**What the task asks**
Reproduce the entries exactly.

[start]

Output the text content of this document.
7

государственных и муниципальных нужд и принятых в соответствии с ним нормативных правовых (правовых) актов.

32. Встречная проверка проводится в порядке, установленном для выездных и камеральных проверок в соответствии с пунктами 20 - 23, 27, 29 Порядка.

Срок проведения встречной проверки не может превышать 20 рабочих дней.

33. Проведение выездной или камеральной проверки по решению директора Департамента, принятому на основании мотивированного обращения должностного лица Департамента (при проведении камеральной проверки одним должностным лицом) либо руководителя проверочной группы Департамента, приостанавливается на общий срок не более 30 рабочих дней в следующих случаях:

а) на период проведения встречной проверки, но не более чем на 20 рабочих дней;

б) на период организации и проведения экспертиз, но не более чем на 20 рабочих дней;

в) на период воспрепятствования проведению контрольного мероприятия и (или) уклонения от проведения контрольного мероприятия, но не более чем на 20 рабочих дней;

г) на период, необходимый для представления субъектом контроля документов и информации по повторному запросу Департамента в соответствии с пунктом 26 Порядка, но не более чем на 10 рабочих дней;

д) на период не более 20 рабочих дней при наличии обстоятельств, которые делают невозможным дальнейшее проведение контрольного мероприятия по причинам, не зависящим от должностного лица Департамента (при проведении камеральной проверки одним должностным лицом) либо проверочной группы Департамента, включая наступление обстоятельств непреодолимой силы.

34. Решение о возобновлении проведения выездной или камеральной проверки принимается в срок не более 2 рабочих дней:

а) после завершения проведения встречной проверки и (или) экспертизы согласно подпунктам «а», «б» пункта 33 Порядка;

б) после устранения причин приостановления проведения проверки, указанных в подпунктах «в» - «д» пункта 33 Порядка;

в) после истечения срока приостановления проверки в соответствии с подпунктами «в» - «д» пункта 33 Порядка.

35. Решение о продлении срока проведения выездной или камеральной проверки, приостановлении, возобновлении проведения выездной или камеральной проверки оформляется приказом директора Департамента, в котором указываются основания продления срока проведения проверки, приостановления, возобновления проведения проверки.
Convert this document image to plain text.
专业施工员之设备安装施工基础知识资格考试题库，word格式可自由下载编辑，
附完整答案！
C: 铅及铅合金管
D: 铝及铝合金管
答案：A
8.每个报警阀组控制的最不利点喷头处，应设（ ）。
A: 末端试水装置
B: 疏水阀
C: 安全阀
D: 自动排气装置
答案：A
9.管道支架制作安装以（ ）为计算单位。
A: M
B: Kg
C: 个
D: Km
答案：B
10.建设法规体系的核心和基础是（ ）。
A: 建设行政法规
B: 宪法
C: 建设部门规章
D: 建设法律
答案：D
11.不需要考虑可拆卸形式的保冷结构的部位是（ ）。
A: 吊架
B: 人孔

[end]

**Written solution**
Output the text content of this document.
7

государственных и муниципальных нужд и принятых в соответствии с ним нормативных правовых (правовых) актов.

32. Встречная проверка проводится в порядке, установленном для выездных и камеральных проверок в соответствии с пунктами 20 - 23, 27, 29 Порядка.

Срок проведения встречной проверки не может превышать 20 рабочих дней.

33. Проведение выездной или камеральной проверки по решению директора Департамента, принятому на основании мотивированного обращения должностного лица Департамента (при проведении камеральной проверки одним должностным лицом) либо руководителя проверочной группы Департамента, приостанавливается на общий срок не более 30 рабочих дней в следующих случаях:

а) на период проведения встречной проверки, но не более чем на 20 рабочих дней;

б) на период организации и проведения экспертиз, но не более чем на 20 рабочих дней;

в) на период воспрепятствования проведению контрольного мероприятия и (или) уклонения от проведения контрольного мероприятия, но не более чем на 20 рабочих дней;

г) на период, необходимый для представления субъектом контроля документов и информации по повторному запросу Департамента в соответствии с пунктом 26 Порядка, но не более чем на 10 рабочих дней;

д) на период не более 20 рабочих дней при наличии обстоятельств, которые делают невозможным дальнейшее проведение контрольного мероприятия по причинам, не зависящим от должностного лица Департамента (при проведении камеральной проверки одним должностным лицом) либо проверочной группы Департамента, включая наступление обстоятельств непреодолимой силы.

34. Решение о возобновлении проведения выездной или камеральной проверки принимается в срок не более 2 рабочих дней:

а) после завершения проведения встречной проверки и (или) экспертизы согласно подпунктам «а», «б» пункта 33 Порядка;

б) после устранения причин приостановления проведения проверки, указанных в подпунктах «в» - «д» пункта 33 Порядка;

в) после истечения срока приостановления проверки в соответствии с подпунктами «в» - «д» пункта 33 Порядка.

35. Решение о продлении срока проведения выездной или камеральной проверки, приостановлении, возобновлении проведения выездной или камеральной проверки оформляется приказом директора Департамента, в котором указываются основания продления срока проведения проверки, приостановления, возобновления проведения проверки.
Convert this document image to plain text.
专业施工员之设备安装施工基础知识资格考试题库，word格式可自由下载编辑，
附完整答案！
C: 铅及铅合金管
D: 铝及铝合金管
答案：A
8.每个报警阀组控制的最不利点喷头处，应设（ ）。
A: 末端试水装置
B: 疏水阀
C: 安全阀
D: 自动排气装置
答案：A
9.管道支架制作安装以（ ）为计算单位。
A: M
B: Kg
C: 个
D: Km
答案：B
10.建设法规体系的核心和基础是（ ）。
A: 建设行政法规
B: 宪法
C: 建设部门规章
D: 建设法律
答案：D
11.不需要考虑可拆卸形式的保冷结构的部位是（ ）。
A: 吊架
B: 人孔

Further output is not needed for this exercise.